- [WORK TO DO]:
• A. In the review of the Bennetts' memoir, from which family did the Goodwins buy the property, and around what year?
• B. Carry on the review of the Bennetts' memoir, picking up after its last sentence.

- [READING PASSAGE]:
Obsessed by the past

I’ve never seen a book quite like this. It is a memoir, intimate at times, about the Bennett’s desire to live in the past.  It is the story of two successful philatelists, people who buy and sell postage stamps for a living. They long to trade their hectic urban life in Maryland for the quiet rural life in New England. They buy their dream home, a rambling Georgian on a country road in South Berwick. For the next decade, Paula and Harvey restore the oldest part of the Goodwin House to its late 18th century glory.

The Bennetts are possessed by the spirits of the Goodwin family, who bought the property from the Spencer family around 1740. There may have been a fort here in the 1600s, at what was the  heart of  Newichawannock, an early English settlement later named Berwick. The Bennetts live across the street from the long unpaved lane that leads to the stately Hamilton House museum, now operated by Historic New England. There was a dock for sailing ships  here at the upper end of the Salmon Falls River, and a successful trading post, a tavern, and meetinghouse.

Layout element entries
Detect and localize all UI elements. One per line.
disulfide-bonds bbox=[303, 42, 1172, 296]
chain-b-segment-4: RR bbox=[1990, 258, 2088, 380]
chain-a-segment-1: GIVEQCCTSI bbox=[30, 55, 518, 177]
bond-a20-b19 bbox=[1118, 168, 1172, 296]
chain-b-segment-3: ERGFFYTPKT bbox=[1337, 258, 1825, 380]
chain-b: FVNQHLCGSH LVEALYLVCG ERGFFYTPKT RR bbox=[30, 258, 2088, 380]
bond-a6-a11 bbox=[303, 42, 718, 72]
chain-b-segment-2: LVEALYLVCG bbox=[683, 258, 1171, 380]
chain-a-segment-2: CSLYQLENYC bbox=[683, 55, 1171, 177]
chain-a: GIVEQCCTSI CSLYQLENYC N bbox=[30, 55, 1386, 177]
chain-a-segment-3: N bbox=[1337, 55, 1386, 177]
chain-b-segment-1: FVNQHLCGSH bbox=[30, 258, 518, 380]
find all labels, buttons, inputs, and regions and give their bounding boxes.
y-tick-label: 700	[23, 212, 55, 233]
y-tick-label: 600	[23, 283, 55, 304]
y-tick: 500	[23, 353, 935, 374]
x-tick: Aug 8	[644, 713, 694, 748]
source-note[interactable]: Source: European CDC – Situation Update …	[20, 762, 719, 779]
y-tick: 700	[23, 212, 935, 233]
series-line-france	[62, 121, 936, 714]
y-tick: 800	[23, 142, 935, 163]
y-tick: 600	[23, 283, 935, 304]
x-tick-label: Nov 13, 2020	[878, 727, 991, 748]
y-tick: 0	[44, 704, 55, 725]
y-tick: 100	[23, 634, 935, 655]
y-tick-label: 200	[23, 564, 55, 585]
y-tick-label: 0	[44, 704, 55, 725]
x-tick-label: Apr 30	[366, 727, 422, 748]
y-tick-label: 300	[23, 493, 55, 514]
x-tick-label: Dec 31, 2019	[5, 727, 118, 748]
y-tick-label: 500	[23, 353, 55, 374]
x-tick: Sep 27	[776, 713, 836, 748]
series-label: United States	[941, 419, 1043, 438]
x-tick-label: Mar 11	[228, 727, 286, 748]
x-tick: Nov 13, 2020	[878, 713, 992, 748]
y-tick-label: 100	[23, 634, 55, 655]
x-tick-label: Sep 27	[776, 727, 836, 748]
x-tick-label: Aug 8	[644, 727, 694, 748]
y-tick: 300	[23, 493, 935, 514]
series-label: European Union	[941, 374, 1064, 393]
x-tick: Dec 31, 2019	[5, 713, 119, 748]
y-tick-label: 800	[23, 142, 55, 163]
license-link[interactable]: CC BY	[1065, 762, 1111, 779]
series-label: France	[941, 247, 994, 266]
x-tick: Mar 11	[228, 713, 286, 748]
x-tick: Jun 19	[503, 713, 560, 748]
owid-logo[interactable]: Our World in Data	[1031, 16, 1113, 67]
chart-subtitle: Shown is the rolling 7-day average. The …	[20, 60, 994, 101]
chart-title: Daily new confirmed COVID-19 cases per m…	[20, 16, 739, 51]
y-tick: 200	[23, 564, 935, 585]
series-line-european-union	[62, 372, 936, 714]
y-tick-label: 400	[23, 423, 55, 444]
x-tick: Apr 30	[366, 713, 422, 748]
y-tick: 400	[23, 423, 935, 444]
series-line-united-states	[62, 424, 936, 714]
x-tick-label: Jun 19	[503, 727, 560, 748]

- [WRITTEN ANSWERS]:
• A. They bought it from the Spencer family around 1740.

• B.
This isn’t your Amityville Horror or Stephen King kind of possession. The spirits of Ichabod Goodwin, his wife and their many descendants don’t rattle chains or leap out from under the bed. They appeared, slowly at first, through Paula’s methodical research. They materialized, bit by bit, out of letters, journals, inventories, deeds, ancient newspapers, and town records. There were at least three Ichabod Goodwins here, known to Paula,chronologically, as the Captain (in the French and Indian War),  the General (in the American Revolution), and the Governor (during the Civil war.). The most recent Ichabod was a nephew who lived at the house while attending Berwick Academy in the 19th century. He went on to become the New Hampshire governor and a supporter of Abraham Lincoln. His Portsmouth mansion is among the historic houses at Strawbery Banke Museum.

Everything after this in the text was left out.